WHAT THE TASK ASKS » Pick out each line of the records in which the word "page" appears.

MATERIAL TO PROCESS »
....

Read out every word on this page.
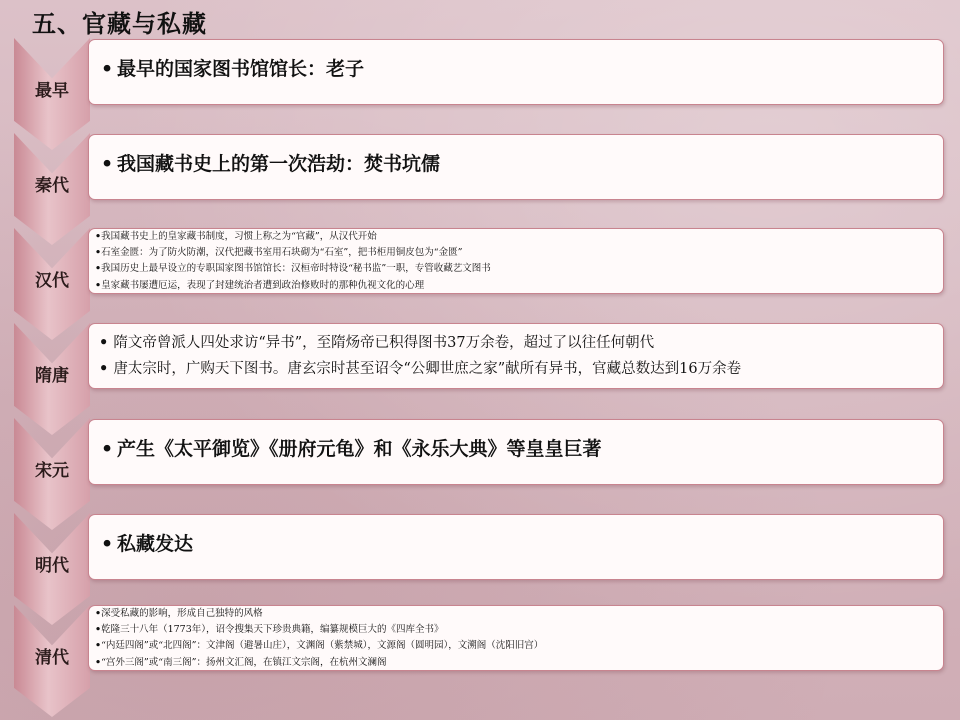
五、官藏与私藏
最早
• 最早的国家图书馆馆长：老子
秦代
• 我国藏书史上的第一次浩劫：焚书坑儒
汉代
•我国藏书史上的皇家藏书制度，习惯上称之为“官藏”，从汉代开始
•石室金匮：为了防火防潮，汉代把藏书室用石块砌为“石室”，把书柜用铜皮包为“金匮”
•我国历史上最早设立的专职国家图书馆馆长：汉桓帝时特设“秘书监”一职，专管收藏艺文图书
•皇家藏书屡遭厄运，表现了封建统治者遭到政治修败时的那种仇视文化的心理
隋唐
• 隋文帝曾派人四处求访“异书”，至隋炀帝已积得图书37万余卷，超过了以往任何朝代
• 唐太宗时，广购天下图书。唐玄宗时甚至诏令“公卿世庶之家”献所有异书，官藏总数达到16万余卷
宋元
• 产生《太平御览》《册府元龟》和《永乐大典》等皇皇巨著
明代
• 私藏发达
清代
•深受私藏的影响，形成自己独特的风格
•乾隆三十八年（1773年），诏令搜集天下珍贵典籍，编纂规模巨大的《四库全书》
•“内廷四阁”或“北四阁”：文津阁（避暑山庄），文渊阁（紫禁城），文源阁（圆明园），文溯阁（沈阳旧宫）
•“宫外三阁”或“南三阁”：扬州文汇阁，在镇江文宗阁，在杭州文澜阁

....

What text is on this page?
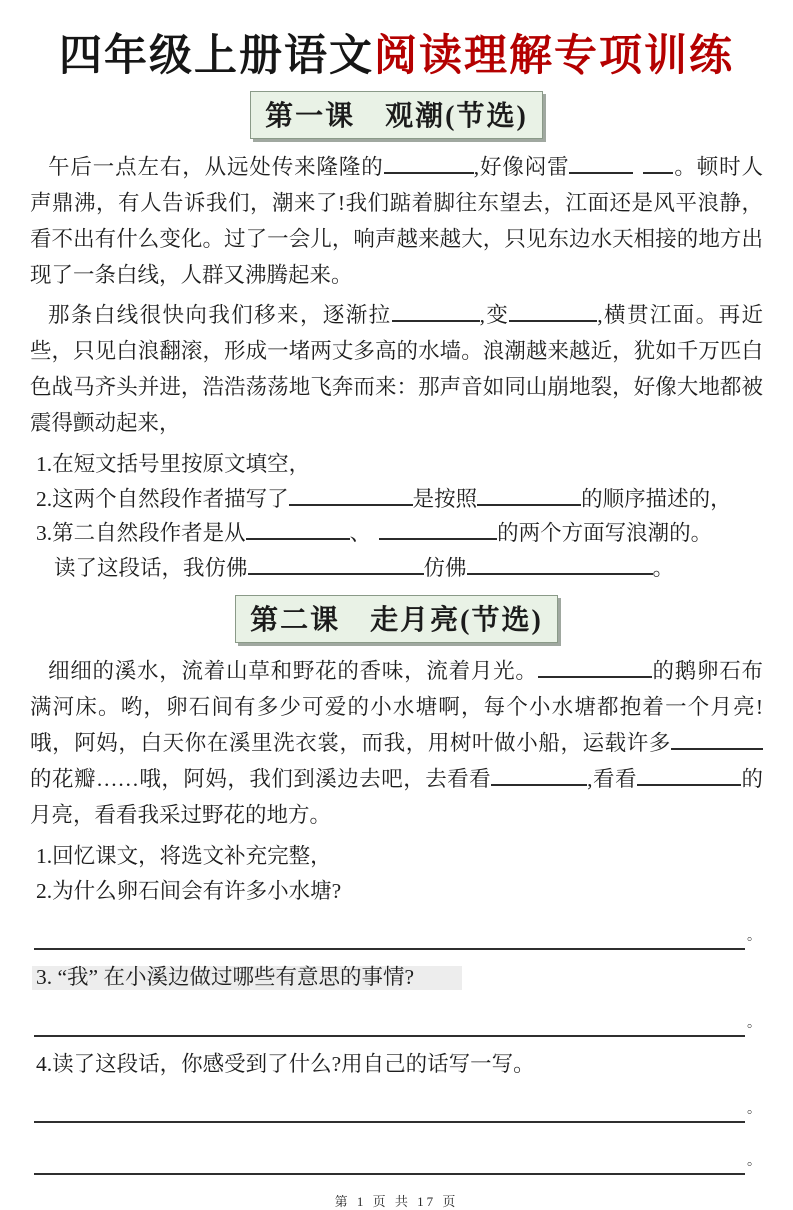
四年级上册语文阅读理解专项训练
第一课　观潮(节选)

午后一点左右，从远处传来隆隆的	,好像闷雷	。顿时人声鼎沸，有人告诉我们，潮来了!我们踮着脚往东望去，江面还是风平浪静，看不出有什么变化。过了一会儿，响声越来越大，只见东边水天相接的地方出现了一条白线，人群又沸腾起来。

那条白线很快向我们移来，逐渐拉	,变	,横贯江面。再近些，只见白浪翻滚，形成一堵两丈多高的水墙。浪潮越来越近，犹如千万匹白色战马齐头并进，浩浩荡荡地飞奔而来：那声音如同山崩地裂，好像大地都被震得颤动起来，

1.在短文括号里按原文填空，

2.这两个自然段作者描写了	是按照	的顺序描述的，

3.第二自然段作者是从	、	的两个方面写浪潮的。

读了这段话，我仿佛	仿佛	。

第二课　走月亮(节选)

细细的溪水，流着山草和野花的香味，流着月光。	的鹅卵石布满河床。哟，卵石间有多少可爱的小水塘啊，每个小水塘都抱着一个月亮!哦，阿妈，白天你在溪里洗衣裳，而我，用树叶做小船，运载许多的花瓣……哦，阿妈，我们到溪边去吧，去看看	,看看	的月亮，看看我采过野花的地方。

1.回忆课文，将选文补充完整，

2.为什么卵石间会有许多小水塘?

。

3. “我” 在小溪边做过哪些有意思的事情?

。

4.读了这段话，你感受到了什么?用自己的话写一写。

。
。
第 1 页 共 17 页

....

ANSWER FOR THIS EXERCISE »
Read out every word on this page.
What text is on this page?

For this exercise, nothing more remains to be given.